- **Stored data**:
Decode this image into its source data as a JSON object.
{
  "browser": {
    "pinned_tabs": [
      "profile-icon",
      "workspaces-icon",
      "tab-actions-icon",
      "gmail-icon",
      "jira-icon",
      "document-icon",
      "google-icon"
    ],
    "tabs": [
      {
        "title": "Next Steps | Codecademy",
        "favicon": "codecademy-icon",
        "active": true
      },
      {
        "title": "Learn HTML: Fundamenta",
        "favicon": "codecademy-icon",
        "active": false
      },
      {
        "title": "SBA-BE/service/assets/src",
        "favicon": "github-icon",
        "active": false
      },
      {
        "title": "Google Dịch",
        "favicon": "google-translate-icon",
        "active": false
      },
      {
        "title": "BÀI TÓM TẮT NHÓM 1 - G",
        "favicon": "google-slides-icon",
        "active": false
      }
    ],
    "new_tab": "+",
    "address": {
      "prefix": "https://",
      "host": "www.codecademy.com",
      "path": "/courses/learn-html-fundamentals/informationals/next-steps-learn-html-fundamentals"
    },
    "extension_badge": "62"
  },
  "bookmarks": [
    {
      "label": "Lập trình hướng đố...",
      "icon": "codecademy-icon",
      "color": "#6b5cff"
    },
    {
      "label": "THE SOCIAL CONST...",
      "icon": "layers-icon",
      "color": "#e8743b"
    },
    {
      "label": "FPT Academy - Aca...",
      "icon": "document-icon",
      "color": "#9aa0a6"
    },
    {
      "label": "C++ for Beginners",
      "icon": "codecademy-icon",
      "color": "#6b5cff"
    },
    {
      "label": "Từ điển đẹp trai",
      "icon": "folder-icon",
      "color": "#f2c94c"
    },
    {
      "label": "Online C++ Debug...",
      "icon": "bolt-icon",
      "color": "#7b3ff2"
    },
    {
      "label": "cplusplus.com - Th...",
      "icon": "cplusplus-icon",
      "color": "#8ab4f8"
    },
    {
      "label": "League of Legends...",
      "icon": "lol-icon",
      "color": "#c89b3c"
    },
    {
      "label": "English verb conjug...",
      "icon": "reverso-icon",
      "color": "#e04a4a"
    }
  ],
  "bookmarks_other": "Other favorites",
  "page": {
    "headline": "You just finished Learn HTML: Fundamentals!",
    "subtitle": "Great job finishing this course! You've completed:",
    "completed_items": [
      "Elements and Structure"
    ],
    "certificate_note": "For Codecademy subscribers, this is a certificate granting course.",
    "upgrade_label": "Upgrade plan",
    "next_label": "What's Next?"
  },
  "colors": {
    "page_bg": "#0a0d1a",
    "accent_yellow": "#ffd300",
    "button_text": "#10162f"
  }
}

- **Exercise instructions**:
From the listing above, reproduce all the lines exactly.

- **Full answer**:
Decode this image into its source data as a JSON object.
{
  "browser": {
    "pinned_tabs": [
      "profile-icon",
      "workspaces-icon",
      "tab-actions-icon",
      "gmail-icon",
      "jira-icon",
      "document-icon",
      "google-icon"
    ],
    "tabs": [
      {
        "title": "Next Steps | Codecademy",
        "favicon": "codecademy-icon",
        "active": true
      },
      {
        "title": "Learn HTML: Fundamenta",
        "favicon": "codecademy-icon",
        "active": false
      },
      {
        "title": "SBA-BE/service/assets/src",
        "favicon": "github-icon",
        "active": false
      },
      {
        "title": "Google Dịch",
        "favicon": "google-translate-icon",
        "active": false
      },
      {
        "title": "BÀI TÓM TẮT NHÓM 1 - G",
        "favicon": "google-slides-icon",
        "active": false
      }
    ],
    "new_tab": "+",
    "address": {
      "prefix": "https://",
      "host": "www.codecademy.com",
      "path": "/courses/learn-html-fundamentals/informationals/next-steps-learn-html-fundamentals"
    },
    "extension_badge": "62"
  },
  "bookmarks": [
    {
      "label": "Lập trình hướng đố...",
      "icon": "codecademy-icon",
      "color": "#6b5cff"
    },
    {
      "label": "THE SOCIAL CONST...",
      "icon": "layers-icon",
      "color": "#e8743b"
    },
    {
      "label": "FPT Academy - Aca...",
      "icon": "document-icon",
      "color": "#9aa0a6"
    },
    {
      "label": "C++ for Beginners",
      "icon": "codecademy-icon",
      "color": "#6b5cff"
    },
    {
      "label": "Từ điển đẹp trai",
      "icon": "folder-icon",
      "color": "#f2c94c"
    },
    {
      "label": "Online C++ Debug...",
      "icon": "bolt-icon",
      "color": "#7b3ff2"
    },
    {
      "label": "cplusplus.com - Th...",
      "icon": "cplusplus-icon",
      "color": "#8ab4f8"
    },
    {
      "label": "League of Legends...",
      "icon": "lol-icon",
      "color": "#c89b3c"
    },
    {
      "label": "English verb conjug...",
      "icon": "reverso-icon",
      "color": "#e04a4a"
    }
  ],
  "bookmarks_other": "Other favorites",
  "page": {
    "headline": "You just finished Learn HTML: Fundamentals!",
    "subtitle": "Great job finishing this course! You've completed:",
    "completed_items": [
      "Elements and Structure"
    ],
    "certificate_note": "For Codecademy subscribers, this is a certificate granting course.",
    "upgrade_label": "Upgrade plan",
    "next_label": "What's Next?"
  },
  "colors": {
    "page_bg": "#0a0d1a",
    "accent_yellow": "#ffd300",
    "button_text": "#10162f"
  }
}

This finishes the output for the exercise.